Saved entries:
================================

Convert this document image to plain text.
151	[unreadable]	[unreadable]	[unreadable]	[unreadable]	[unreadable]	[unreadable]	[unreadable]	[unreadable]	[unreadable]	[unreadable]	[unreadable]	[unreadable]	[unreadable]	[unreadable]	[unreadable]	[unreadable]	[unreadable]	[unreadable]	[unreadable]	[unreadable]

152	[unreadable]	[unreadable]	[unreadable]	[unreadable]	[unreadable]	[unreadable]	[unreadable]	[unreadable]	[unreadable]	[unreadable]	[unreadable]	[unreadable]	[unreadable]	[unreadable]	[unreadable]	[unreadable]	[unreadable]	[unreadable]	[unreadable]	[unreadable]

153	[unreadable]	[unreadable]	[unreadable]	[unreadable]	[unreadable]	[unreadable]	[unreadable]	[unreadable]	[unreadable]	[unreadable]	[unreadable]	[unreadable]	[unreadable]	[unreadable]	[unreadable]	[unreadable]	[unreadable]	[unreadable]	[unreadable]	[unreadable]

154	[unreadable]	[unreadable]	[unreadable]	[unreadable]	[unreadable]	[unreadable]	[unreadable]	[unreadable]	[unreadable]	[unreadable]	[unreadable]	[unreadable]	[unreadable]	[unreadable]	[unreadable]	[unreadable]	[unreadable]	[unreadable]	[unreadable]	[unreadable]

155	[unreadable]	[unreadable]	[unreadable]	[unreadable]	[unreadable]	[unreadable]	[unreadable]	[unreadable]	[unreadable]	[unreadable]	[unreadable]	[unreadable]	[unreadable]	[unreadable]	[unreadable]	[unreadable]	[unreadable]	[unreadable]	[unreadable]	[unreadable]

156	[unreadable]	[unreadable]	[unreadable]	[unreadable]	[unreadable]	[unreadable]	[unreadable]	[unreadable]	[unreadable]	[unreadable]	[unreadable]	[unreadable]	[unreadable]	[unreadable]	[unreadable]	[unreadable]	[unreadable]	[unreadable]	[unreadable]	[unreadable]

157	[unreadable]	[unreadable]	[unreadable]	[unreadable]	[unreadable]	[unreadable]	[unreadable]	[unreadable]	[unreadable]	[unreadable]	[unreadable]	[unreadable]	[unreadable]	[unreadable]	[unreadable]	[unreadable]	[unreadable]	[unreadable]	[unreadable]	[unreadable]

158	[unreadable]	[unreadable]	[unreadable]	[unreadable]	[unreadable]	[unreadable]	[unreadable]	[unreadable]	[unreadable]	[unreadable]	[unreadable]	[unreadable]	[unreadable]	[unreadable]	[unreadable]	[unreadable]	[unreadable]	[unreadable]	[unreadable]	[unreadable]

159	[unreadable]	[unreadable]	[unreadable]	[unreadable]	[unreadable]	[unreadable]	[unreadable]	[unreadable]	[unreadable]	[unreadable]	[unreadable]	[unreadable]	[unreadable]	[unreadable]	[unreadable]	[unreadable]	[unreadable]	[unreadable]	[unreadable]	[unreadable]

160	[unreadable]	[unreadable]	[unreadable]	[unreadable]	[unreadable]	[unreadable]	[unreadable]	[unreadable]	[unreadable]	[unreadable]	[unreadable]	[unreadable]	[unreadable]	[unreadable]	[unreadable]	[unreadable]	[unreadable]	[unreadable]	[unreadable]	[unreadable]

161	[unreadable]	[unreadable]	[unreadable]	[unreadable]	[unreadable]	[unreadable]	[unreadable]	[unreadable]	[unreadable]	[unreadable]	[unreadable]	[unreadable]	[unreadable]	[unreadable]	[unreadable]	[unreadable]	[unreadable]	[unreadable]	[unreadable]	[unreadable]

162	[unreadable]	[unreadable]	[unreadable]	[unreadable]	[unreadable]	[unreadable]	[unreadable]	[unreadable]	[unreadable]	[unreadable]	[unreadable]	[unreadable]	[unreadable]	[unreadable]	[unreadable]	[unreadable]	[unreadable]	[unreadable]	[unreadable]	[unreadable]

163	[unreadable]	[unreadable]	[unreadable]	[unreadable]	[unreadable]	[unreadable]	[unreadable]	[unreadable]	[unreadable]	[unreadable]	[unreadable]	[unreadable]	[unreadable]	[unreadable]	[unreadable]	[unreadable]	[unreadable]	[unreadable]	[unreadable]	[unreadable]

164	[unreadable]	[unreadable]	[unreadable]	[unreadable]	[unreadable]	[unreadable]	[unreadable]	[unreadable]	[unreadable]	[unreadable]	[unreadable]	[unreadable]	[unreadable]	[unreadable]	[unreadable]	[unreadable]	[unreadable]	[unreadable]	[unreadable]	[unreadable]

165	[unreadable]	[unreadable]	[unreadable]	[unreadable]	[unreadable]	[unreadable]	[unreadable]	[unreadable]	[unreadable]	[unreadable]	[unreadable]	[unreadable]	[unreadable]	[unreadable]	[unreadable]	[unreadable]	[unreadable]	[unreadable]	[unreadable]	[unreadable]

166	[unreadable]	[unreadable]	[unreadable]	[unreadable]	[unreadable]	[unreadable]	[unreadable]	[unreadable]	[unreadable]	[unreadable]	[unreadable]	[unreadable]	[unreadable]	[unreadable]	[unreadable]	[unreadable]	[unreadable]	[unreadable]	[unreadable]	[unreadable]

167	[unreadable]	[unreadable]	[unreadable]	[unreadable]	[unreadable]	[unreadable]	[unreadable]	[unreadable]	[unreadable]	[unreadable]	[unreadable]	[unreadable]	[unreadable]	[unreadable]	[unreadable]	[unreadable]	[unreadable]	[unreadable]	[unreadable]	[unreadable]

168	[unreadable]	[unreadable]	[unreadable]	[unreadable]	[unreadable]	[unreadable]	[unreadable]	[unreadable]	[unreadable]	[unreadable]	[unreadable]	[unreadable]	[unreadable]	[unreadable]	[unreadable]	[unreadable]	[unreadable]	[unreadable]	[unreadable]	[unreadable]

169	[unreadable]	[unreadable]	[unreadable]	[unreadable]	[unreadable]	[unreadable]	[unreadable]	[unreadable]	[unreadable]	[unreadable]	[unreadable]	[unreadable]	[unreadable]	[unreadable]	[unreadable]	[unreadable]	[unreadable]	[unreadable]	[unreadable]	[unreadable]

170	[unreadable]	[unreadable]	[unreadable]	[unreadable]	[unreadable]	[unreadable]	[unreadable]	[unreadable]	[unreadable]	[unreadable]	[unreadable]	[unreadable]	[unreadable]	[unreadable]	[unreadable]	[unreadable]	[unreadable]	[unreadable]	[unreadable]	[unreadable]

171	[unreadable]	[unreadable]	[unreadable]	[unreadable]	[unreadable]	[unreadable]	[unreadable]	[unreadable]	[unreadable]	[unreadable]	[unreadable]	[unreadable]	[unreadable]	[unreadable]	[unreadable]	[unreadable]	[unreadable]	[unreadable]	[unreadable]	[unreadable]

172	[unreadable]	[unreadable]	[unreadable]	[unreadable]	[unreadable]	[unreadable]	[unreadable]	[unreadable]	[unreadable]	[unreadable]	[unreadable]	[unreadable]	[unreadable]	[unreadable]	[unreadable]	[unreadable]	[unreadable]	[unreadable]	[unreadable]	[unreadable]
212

================================

- [Given instruction]
Write out the material from the first line to the last, exactly.

- [Result for this exercise]
Convert this document image to plain text.
151	[unreadable]	[unreadable]	[unreadable]	[unreadable]	[unreadable]	[unreadable]	[unreadable]	[unreadable]	[unreadable]	[unreadable]	[unreadable]	[unreadable]	[unreadable]	[unreadable]	[unreadable]	[unreadable]	[unreadable]	[unreadable]	[unreadable]	[unreadable]

152	[unreadable]	[unreadable]	[unreadable]	[unreadable]	[unreadable]	[unreadable]	[unreadable]	[unreadable]	[unreadable]	[unreadable]	[unreadable]	[unreadable]	[unreadable]	[unreadable]	[unreadable]	[unreadable]	[unreadable]	[unreadable]	[unreadable]	[unreadable]

153	[unreadable]	[unreadable]	[unreadable]	[unreadable]	[unreadable]	[unreadable]	[unreadable]	[unreadable]	[unreadable]	[unreadable]	[unreadable]	[unreadable]	[unreadable]	[unreadable]	[unreadable]	[unreadable]	[unreadable]	[unreadable]	[unreadable]	[unreadable]

154	[unreadable]	[unreadable]	[unreadable]	[unreadable]	[unreadable]	[unreadable]	[unreadable]	[unreadable]	[unreadable]	[unreadable]	[unreadable]	[unreadable]	[unreadable]	[unreadable]	[unreadable]	[unreadable]	[unreadable]	[unreadable]	[unreadable]	[unreadable]

155	[unreadable]	[unreadable]	[unreadable]	[unreadable]	[unreadable]	[unreadable]	[unreadable]	[unreadable]	[unreadable]	[unreadable]	[unreadable]	[unreadable]	[unreadable]	[unreadable]	[unreadable]	[unreadable]	[unreadable]	[unreadable]	[unreadable]	[unreadable]

156	[unreadable]	[unreadable]	[unreadable]	[unreadable]	[unreadable]	[unreadable]	[unreadable]	[unreadable]	[unreadable]	[unreadable]	[unreadable]	[unreadable]	[unreadable]	[unreadable]	[unreadable]	[unreadable]	[unreadable]	[unreadable]	[unreadable]	[unreadable]

157	[unreadable]	[unreadable]	[unreadable]	[unreadable]	[unreadable]	[unreadable]	[unreadable]	[unreadable]	[unreadable]	[unreadable]	[unreadable]	[unreadable]	[unreadable]	[unreadable]	[unreadable]	[unreadable]	[unreadable]	[unreadable]	[unreadable]	[unreadable]

158	[unreadable]	[unreadable]	[unreadable]	[unreadable]	[unreadable]	[unreadable]	[unreadable]	[unreadable]	[unreadable]	[unreadable]	[unreadable]	[unreadable]	[unreadable]	[unreadable]	[unreadable]	[unreadable]	[unreadable]	[unreadable]	[unreadable]	[unreadable]

159	[unreadable]	[unreadable]	[unreadable]	[unreadable]	[unreadable]	[unreadable]	[unreadable]	[unreadable]	[unreadable]	[unreadable]	[unreadable]	[unreadable]	[unreadable]	[unreadable]	[unreadable]	[unreadable]	[unreadable]	[unreadable]	[unreadable]	[unreadable]

160	[unreadable]	[unreadable]	[unreadable]	[unreadable]	[unreadable]	[unreadable]	[unreadable]	[unreadable]	[unreadable]	[unreadable]	[unreadable]	[unreadable]	[unreadable]	[unreadable]	[unreadable]	[unreadable]	[unreadable]	[unreadable]	[unreadable]	[unreadable]

161	[unreadable]	[unreadable]	[unreadable]	[unreadable]	[unreadable]	[unreadable]	[unreadable]	[unreadable]	[unreadable]	[unreadable]	[unreadable]	[unreadable]	[unreadable]	[unreadable]	[unreadable]	[unreadable]	[unreadable]	[unreadable]	[unreadable]	[unreadable]

162	[unreadable]	[unreadable]	[unreadable]	[unreadable]	[unreadable]	[unreadable]	[unreadable]	[unreadable]	[unreadable]	[unreadable]	[unreadable]	[unreadable]	[unreadable]	[unreadable]	[unreadable]	[unreadable]	[unreadable]	[unreadable]	[unreadable]	[unreadable]

163	[unreadable]	[unreadable]	[unreadable]	[unreadable]	[unreadable]	[unreadable]	[unreadable]	[unreadable]	[unreadable]	[unreadable]	[unreadable]	[unreadable]	[unreadable]	[unreadable]	[unreadable]	[unreadable]	[unreadable]	[unreadable]	[unreadable]	[unreadable]

164	[unreadable]	[unreadable]	[unreadable]	[unreadable]	[unreadable]	[unreadable]	[unreadable]	[unreadable]	[unreadable]	[unreadable]	[unreadable]	[unreadable]	[unreadable]	[unreadable]	[unreadable]	[unreadable]	[unreadable]	[unreadable]	[unreadable]	[unreadable]

165	[unreadable]	[unreadable]	[unreadable]	[unreadable]	[unreadable]	[unreadable]	[unreadable]	[unreadable]	[unreadable]	[unreadable]	[unreadable]	[unreadable]	[unreadable]	[unreadable]	[unreadable]	[unreadable]	[unreadable]	[unreadable]	[unreadable]	[unreadable]

166	[unreadable]	[unreadable]	[unreadable]	[unreadable]	[unreadable]	[unreadable]	[unreadable]	[unreadable]	[unreadable]	[unreadable]	[unreadable]	[unreadable]	[unreadable]	[unreadable]	[unreadable]	[unreadable]	[unreadable]	[unreadable]	[unreadable]	[unreadable]

167	[unreadable]	[unreadable]	[unreadable]	[unreadable]	[unreadable]	[unreadable]	[unreadable]	[unreadable]	[unreadable]	[unreadable]	[unreadable]	[unreadable]	[unreadable]	[unreadable]	[unreadable]	[unreadable]	[unreadable]	[unreadable]	[unreadable]	[unreadable]

168	[unreadable]	[unreadable]	[unreadable]	[unreadable]	[unreadable]	[unreadable]	[unreadable]	[unreadable]	[unreadable]	[unreadable]	[unreadable]	[unreadable]	[unreadable]	[unreadable]	[unreadable]	[unreadable]	[unreadable]	[unreadable]	[unreadable]	[unreadable]

169	[unreadable]	[unreadable]	[unreadable]	[unreadable]	[unreadable]	[unreadable]	[unreadable]	[unreadable]	[unreadable]	[unreadable]	[unreadable]	[unreadable]	[unreadable]	[unreadable]	[unreadable]	[unreadable]	[unreadable]	[unreadable]	[unreadable]	[unreadable]

170	[unreadable]	[unreadable]	[unreadable]	[unreadable]	[unreadable]	[unreadable]	[unreadable]	[unreadable]	[unreadable]	[unreadable]	[unreadable]	[unreadable]	[unreadable]	[unreadable]	[unreadable]	[unreadable]	[unreadable]	[unreadable]	[unreadable]	[unreadable]

171	[unreadable]	[unreadable]	[unreadable]	[unreadable]	[unreadable]	[unreadable]	[unreadable]	[unreadable]	[unreadable]	[unreadable]	[unreadable]	[unreadable]	[unreadable]	[unreadable]	[unreadable]	[unreadable]	[unreadable]	[unreadable]	[unreadable]	[unreadable]

172	[unreadable]	[unreadable]	[unreadable]	[unreadable]	[unreadable]	[unreadable]	[unreadable]	[unreadable]	[unreadable]	[unreadable]	[unreadable]	[unreadable]	[unreadable]	[unreadable]	[unreadable]	[unreadable]	[unreadable]	[unreadable]	[unreadable]	[unreadable]
212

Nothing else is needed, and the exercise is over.